### Objective
Of the lines listed below, how many contain the string "Programas"? Answer with the number alone.

BEGIN

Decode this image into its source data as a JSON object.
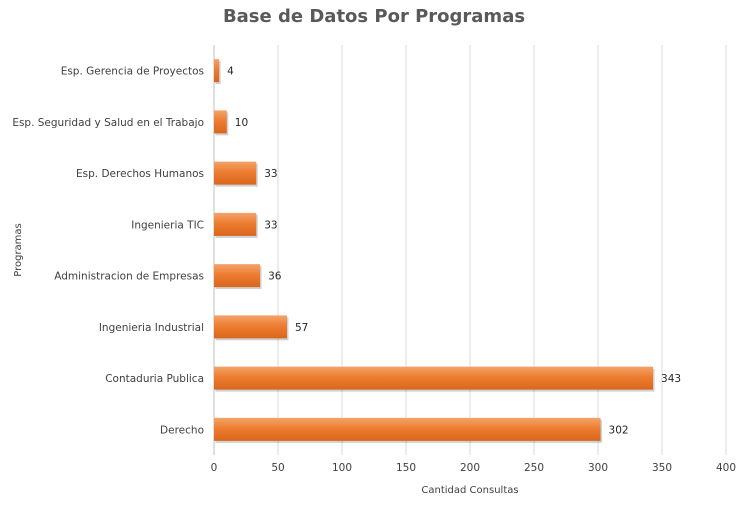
{
  "chart_data": {
    "type": "bar",
    "orientation": "horizontal",
    "title": "Base de Datos Por Programas",
    "xlabel": "Cantidad Consultas",
    "ylabel": "Programas",
    "xlim": [
      0,
      400
    ],
    "x_ticks": [
      0,
      50,
      100,
      150,
      200,
      250,
      300,
      350,
      400
    ],
    "grid": true,
    "legend": "none",
    "bar_color": "#ED7D31",
    "categories": [
      "Esp. Gerencia de Proyectos",
      "Esp. Seguridad y Salud en el Trabajo",
      "Esp. Derechos Humanos",
      "Ingenieria TIC",
      "Administracion de Empresas",
      "Ingenieria Industrial",
      "Contaduria Publica",
      "Derecho"
    ],
    "values": [
      4,
      10,
      33,
      33,
      36,
      57,
      343,
      302
    ]
  }
}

END

### Task result
2